> _WHAT TO DO_
Set down each line of the data below exactly as it stands, dropping the pictures.
-- START --
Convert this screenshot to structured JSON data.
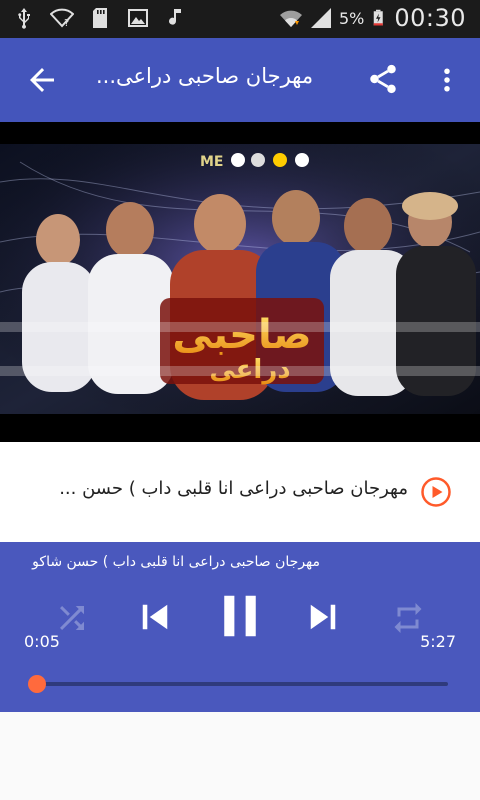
{
  "status_bar": {
    "battery_percent": "5%",
    "time": "00:30",
    "icons": [
      "usb-icon",
      "wifi-question-icon",
      "sd-card-icon",
      "image-icon",
      "music-note-icon",
      "wifi-icon",
      "signal-icon",
      "battery-charging-icon"
    ]
  },
  "app_bar": {
    "title": "مهرجان صاحبى دراعى...",
    "back_icon": "arrow-back-icon",
    "share_icon": "share-icon",
    "more_icon": "more-vert-icon"
  },
  "artwork": {
    "top_logo": "ME"
  },
  "track": {
    "title": "مهرجان صاحبى دراعى        انا قلبى داب ) حسن ...",
    "icon": "play-circle-icon"
  },
  "player": {
    "now_playing": "مهرجان صاحبى دراعى        انا قلبى داب ) حسن شاكو",
    "current_time": "0:05",
    "total_time": "5:27",
    "progress_fraction": 0.016,
    "controls": [
      "shuffle-icon",
      "skip-previous-icon",
      "pause-icon",
      "skip-next-icon",
      "repeat-icon"
    ]
  },
  "colors": {
    "app_bar": "#4455bb",
    "player_bg": "#4a58bd",
    "accent": "#ff6a3d",
    "status_bar": "#1b1b1b"
  }
}
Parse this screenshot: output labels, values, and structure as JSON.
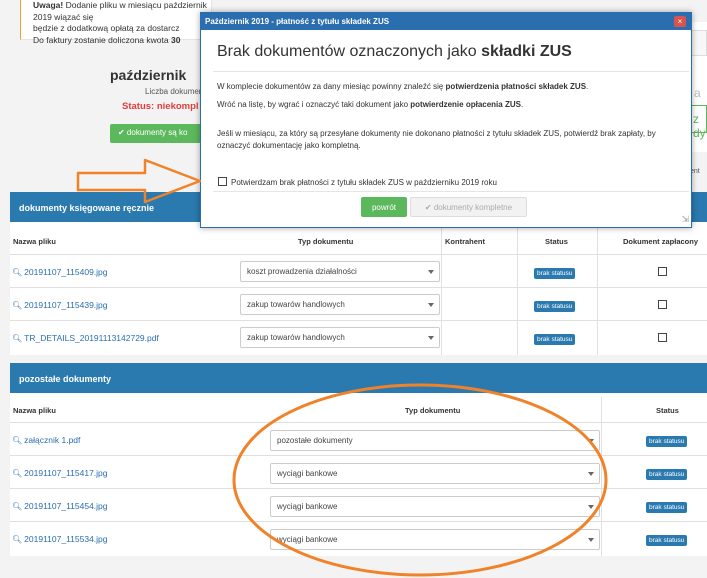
{
  "background": {
    "warning": {
      "bold": "Uwaga!",
      "line1": " Dodanie pliku w miesiącu październik 2019 wiązać się",
      "line2": "będzie z dodatkową opłatą za dostarcz",
      "line3": "Do faktury zostanie doliczona kwota ",
      "line3_bold": "30"
    },
    "month_title": "październik",
    "docs_count": "Liczba dokument",
    "status_label": "Status: ",
    "status_value": "niekompl",
    "green_button": "✔ dokumenty są ko",
    "right_partial_a": "a",
    "right_partial_btn": "z dy",
    "right_partial_text": "ent"
  },
  "section1": {
    "title": "dokumenty księgowane ręcznie",
    "headers": [
      "Nazwa pliku",
      "Typ dokumentu",
      "Kontrahent",
      "Status",
      "Dokument zapłacony"
    ],
    "rows": [
      {
        "file": "20191107_115409.jpg",
        "type": "koszt prowadzenia działalności",
        "status": "brak statusu"
      },
      {
        "file": "20191107_115439.jpg",
        "type": "zakup towarów handlowych",
        "status": "brak statusu"
      },
      {
        "file": "TR_DETAILS_20191113142729.pdf",
        "type": "zakup towarów handlowych",
        "status": "brak statusu"
      }
    ]
  },
  "section2": {
    "title": "pozostałe dokumenty",
    "headers": [
      "Nazwa pliku",
      "Typ dokumentu",
      "Status"
    ],
    "rows": [
      {
        "file": "załącznik 1.pdf",
        "type": "pozostałe dokumenty",
        "status": "brak statusu"
      },
      {
        "file": "20191107_115417.jpg",
        "type": "wyciągi bankowe",
        "status": "brak statusu"
      },
      {
        "file": "20191107_115454.jpg",
        "type": "wyciągi bankowe",
        "status": "brak statusu"
      },
      {
        "file": "20191107_115534.jpg",
        "type": "wyciągi bankowe",
        "status": "brak statusu"
      }
    ]
  },
  "modal": {
    "header": "Październik 2019 - płatność z tytułu składek ZUS",
    "close": "×",
    "title_normal": "Brak dokumentów oznaczonych jako ",
    "title_bold": "składki ZUS",
    "p1_a": "W komplecie dokumentów za dany miesiąc powinny znaleźć się ",
    "p1_b": "potwierdzenia płatności składek ZUS",
    "p1_c": ".",
    "p2_a": "Wróć na listę, by wgrać i oznaczyć taki dokument jako ",
    "p2_b": "potwierdzenie opłacenia ZUS",
    "p2_c": ".",
    "p3": "Jeśli w miesiącu, za który są przesyłane dokumenty nie dokonano płatności z tytułu składek ZUS, potwierdź brak zapłaty, by oznaczyć dokumentację jako kompletną.",
    "checkbox_label": "Potwierdzam brak płatności z tytułu składek ZUS w październiku 2019 roku",
    "back_button": "powrót",
    "complete_button": "✔ dokumenty kompletne"
  },
  "colors": {
    "header_blue": "#2a7ab0",
    "green": "#5cb85c",
    "annotation_orange": "#f0822a",
    "link_blue": "#2a6eb0"
  }
}
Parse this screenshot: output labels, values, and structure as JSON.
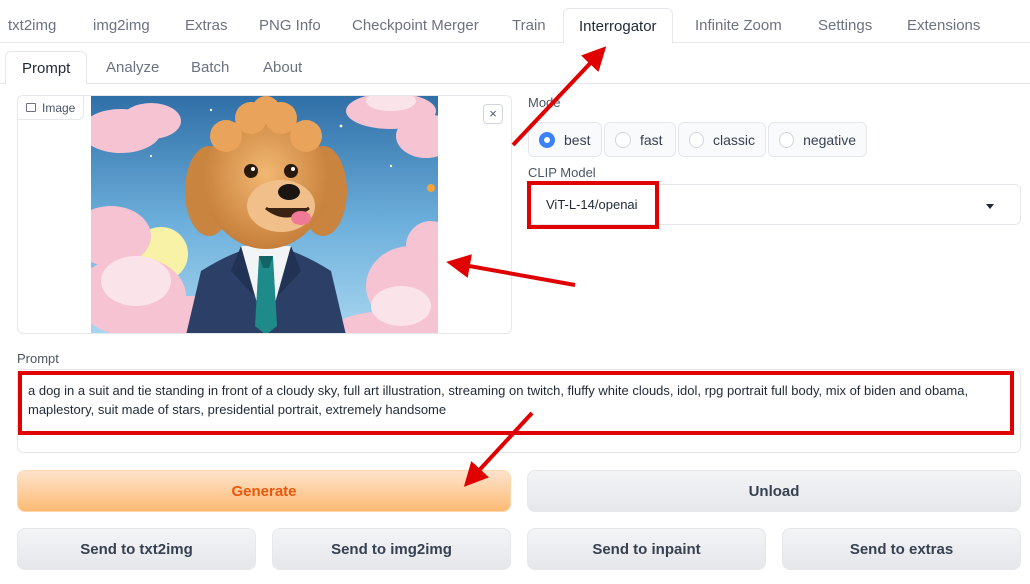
{
  "top_tabs": [
    "txt2img",
    "img2img",
    "Extras",
    "PNG Info",
    "Checkpoint Merger",
    "Train",
    "Interrogator",
    "Infinite Zoom",
    "Settings",
    "Extensions"
  ],
  "active_top_tab": "Interrogator",
  "sub_tabs": [
    "Prompt",
    "Analyze",
    "Batch",
    "About"
  ],
  "active_sub_tab": "Prompt",
  "image_panel": {
    "label": "Image",
    "clear_glyph": "×",
    "image_icon": "image-icon",
    "content": "dog-in-suit-illustration"
  },
  "mode": {
    "label": "Mode",
    "options": [
      "best",
      "fast",
      "classic",
      "negative"
    ],
    "selected": "best"
  },
  "clip_model": {
    "label": "CLIP Model",
    "value": "ViT-L-14/openai"
  },
  "prompt": {
    "label": "Prompt",
    "value": "a dog in a suit and tie standing in front of a cloudy sky, full art illustration, streaming on twitch, fluffy white clouds, idol, rpg portrait full body, mix of biden and obama, maplestory, suit made of stars, presidential portrait, extremely handsome"
  },
  "buttons": {
    "generate": "Generate",
    "unload": "Unload",
    "send_txt2img": "Send to txt2img",
    "send_img2img": "Send to img2img",
    "send_inpaint": "Send to inpaint",
    "send_extras": "Send to extras"
  },
  "colors": {
    "annotation": "#e10000",
    "accent": "#3b82f6",
    "primary_button_text": "#ea580c"
  }
}
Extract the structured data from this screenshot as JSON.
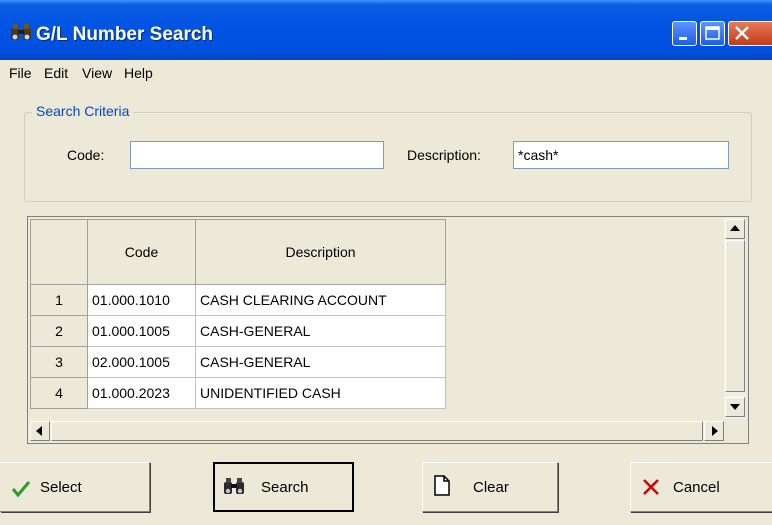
{
  "window": {
    "title": "G/L Number Search"
  },
  "menu": [
    "File",
    "Edit",
    "View",
    "Help"
  ],
  "search_criteria": {
    "legend": "Search Criteria",
    "code_label": "Code:",
    "code_value": "",
    "description_label": "Description:",
    "description_value": "*cash*"
  },
  "grid": {
    "columns": [
      "Code",
      "Description"
    ],
    "rows": [
      {
        "num": "1",
        "code": "01.000.1010",
        "description": "CASH CLEARING ACCOUNT"
      },
      {
        "num": "2",
        "code": "01.000.1005",
        "description": "CASH-GENERAL"
      },
      {
        "num": "3",
        "code": "02.000.1005",
        "description": "CASH-GENERAL"
      },
      {
        "num": "4",
        "code": "01.000.2023",
        "description": "UNIDENTIFIED CASH"
      }
    ]
  },
  "buttons": {
    "select": "Select",
    "search": "Search",
    "clear": "Clear",
    "cancel": "Cancel"
  },
  "icons": {
    "title": "binoculars-icon",
    "select": "checkmark-icon",
    "search": "binoculars-icon",
    "clear": "blank-document-icon",
    "cancel": "x-icon"
  },
  "colors": {
    "titlebar": "#0054e3",
    "legend": "#0046d5",
    "checkmark": "#2e9b2e",
    "cancel_x": "#d40000"
  }
}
-- END --
> _ANSWER FOR THE TASK_
Convert this screenshot to structured JSON data.
{
  "status_bar": {
    "battery_percent": "5%",
    "time": "00:30",
    "icons": [
      "usb-icon",
      "wifi-question-icon",
      "sd-card-icon",
      "image-icon",
      "music-note-icon",
      "wifi-icon",
      "signal-icon",
      "battery-charging-icon"
    ]
  },
  "app_bar": {
    "title": "مهرجان صاحبى دراعى...",
    "back_icon": "arrow-back-icon",
    "share_icon": "share-icon",
    "more_icon": "more-vert-icon"
  },
  "artwork": {
    "top_logo": "ME"
  },
  "track": {
    "title": "مهرجان صاحبى دراعى        انا قلبى داب ) حسن ...",
    "icon": "play-circle-icon"
  },
  "player": {
    "now_playing": "مهرجان صاحبى دراعى        انا قلبى داب ) حسن شاكو",
    "current_time": "0:05",
    "total_time": "5:27",
    "progress_fraction": 0.016,
    "controls": [
      "shuffle-icon",
      "skip-previous-icon",
      "pause-icon",
      "skip-next-icon",
      "repeat-icon"
    ]
  },
  "colors": {
    "app_bar": "#4455bb",
    "player_bg": "#4a58bd",
    "accent": "#ff6a3d",
    "status_bar": "#1b1b1b"
  }
}
Parse this screenshot: output labels, values, and structure as JSON.
{
  "background": {
    "warning": {
      "bold": "Uwaga!",
      "line1": " Dodanie pliku w miesiącu październik 2019 wiązać się",
      "line2": "będzie z dodatkową opłatą za dostarcz",
      "line3": "Do faktury zostanie doliczona kwota ",
      "line3_bold": "30"
    },
    "month_title": "październik",
    "docs_count": "Liczba dokument",
    "status_label": "Status: ",
    "status_value": "niekompl",
    "green_button": "✔ dokumenty są ko",
    "right_partial_a": "a",
    "right_partial_btn": "z dy",
    "right_partial_text": "ent"
  },
  "section1": {
    "title": "dokumenty księgowane ręcznie",
    "headers": [
      "Nazwa pliku",
      "Typ dokumentu",
      "Kontrahent",
      "Status",
      "Dokument zapłacony"
    ],
    "rows": [
      {
        "file": "20191107_115409.jpg",
        "type": "koszt prowadzenia działalności",
        "status": "brak statusu"
      },
      {
        "file": "20191107_115439.jpg",
        "type": "zakup towarów handlowych",
        "status": "brak statusu"
      },
      {
        "file": "TR_DETAILS_20191113142729.pdf",
        "type": "zakup towarów handlowych",
        "status": "brak statusu"
      }
    ]
  },
  "section2": {
    "title": "pozostałe dokumenty",
    "headers": [
      "Nazwa pliku",
      "Typ dokumentu",
      "Status"
    ],
    "rows": [
      {
        "file": "załącznik 1.pdf",
        "type": "pozostałe dokumenty",
        "status": "brak statusu"
      },
      {
        "file": "20191107_115417.jpg",
        "type": "wyciągi bankowe",
        "status": "brak statusu"
      },
      {
        "file": "20191107_115454.jpg",
        "type": "wyciągi bankowe",
        "status": "brak statusu"
      },
      {
        "file": "20191107_115534.jpg",
        "type": "wyciągi bankowe",
        "status": "brak statusu"
      }
    ]
  },
  "modal": {
    "header": "Październik 2019 - płatność z tytułu składek ZUS",
    "close": "×",
    "title_normal": "Brak dokumentów oznaczonych jako ",
    "title_bold": "składki ZUS",
    "p1_a": "W komplecie dokumentów za dany miesiąc powinny znaleźć się ",
    "p1_b": "potwierdzenia płatności składek ZUS",
    "p1_c": ".",
    "p2_a": "Wróć na listę, by wgrać i oznaczyć taki dokument jako ",
    "p2_b": "potwierdzenie opłacenia ZUS",
    "p2_c": ".",
    "p3": "Jeśli w miesiącu, za który są przesyłane dokumenty nie dokonano płatności z tytułu składek ZUS, potwierdź brak zapłaty, by oznaczyć dokumentację jako kompletną.",
    "checkbox_label": "Potwierdzam brak płatności z tytułu składek ZUS w październiku 2019 roku",
    "back_button": "powrót",
    "complete_button": "✔ dokumenty kompletne"
  },
  "colors": {
    "header_blue": "#2a7ab0",
    "green": "#5cb85c",
    "annotation_orange": "#f0822a",
    "link_blue": "#2a6eb0"
  }
}
Parse this screenshot: output labels, values, and structure as JSON.
{
  "top_tabs": [
    "txt2img",
    "img2img",
    "Extras",
    "PNG Info",
    "Checkpoint Merger",
    "Train",
    "Interrogator",
    "Infinite Zoom",
    "Settings",
    "Extensions"
  ],
  "active_top_tab": "Interrogator",
  "sub_tabs": [
    "Prompt",
    "Analyze",
    "Batch",
    "About"
  ],
  "active_sub_tab": "Prompt",
  "image_panel": {
    "label": "Image",
    "clear_glyph": "×",
    "image_icon": "image-icon",
    "content": "dog-in-suit-illustration"
  },
  "mode": {
    "label": "Mode",
    "options": [
      "best",
      "fast",
      "classic",
      "negative"
    ],
    "selected": "best"
  },
  "clip_model": {
    "label": "CLIP Model",
    "value": "ViT-L-14/openai"
  },
  "prompt": {
    "label": "Prompt",
    "value": "a dog in a suit and tie standing in front of a cloudy sky, full art illustration, streaming on twitch, fluffy white clouds, idol, rpg portrait full body, mix of biden and obama, maplestory, suit made of stars, presidential portrait, extremely handsome"
  },
  "buttons": {
    "generate": "Generate",
    "unload": "Unload",
    "send_txt2img": "Send to txt2img",
    "send_img2img": "Send to img2img",
    "send_inpaint": "Send to inpaint",
    "send_extras": "Send to extras"
  },
  "colors": {
    "annotation": "#e10000",
    "accent": "#3b82f6",
    "primary_button_text": "#ea580c"
  }
}
Extract the structured data from this screenshot as JSON.
{
  "window": {
    "title": "G/L Number Search"
  },
  "menu": [
    "File",
    "Edit",
    "View",
    "Help"
  ],
  "search_criteria": {
    "legend": "Search Criteria",
    "code_label": "Code:",
    "code_value": "",
    "description_label": "Description:",
    "description_value": "*cash*"
  },
  "grid": {
    "columns": [
      "Code",
      "Description"
    ],
    "rows": [
      {
        "num": "1",
        "code": "01.000.1010",
        "description": "CASH CLEARING ACCOUNT"
      },
      {
        "num": "2",
        "code": "01.000.1005",
        "description": "CASH-GENERAL"
      },
      {
        "num": "3",
        "code": "02.000.1005",
        "description": "CASH-GENERAL"
      },
      {
        "num": "4",
        "code": "01.000.2023",
        "description": "UNIDENTIFIED CASH"
      }
    ]
  },
  "buttons": {
    "select": "Select",
    "search": "Search",
    "clear": "Clear",
    "cancel": "Cancel"
  },
  "icons": {
    "title": "binoculars-icon",
    "select": "checkmark-icon",
    "search": "binoculars-icon",
    "clear": "blank-document-icon",
    "cancel": "x-icon"
  },
  "colors": {
    "titlebar": "#0054e3",
    "legend": "#0046d5",
    "checkmark": "#2e9b2e",
    "cancel_x": "#d40000"
  }
}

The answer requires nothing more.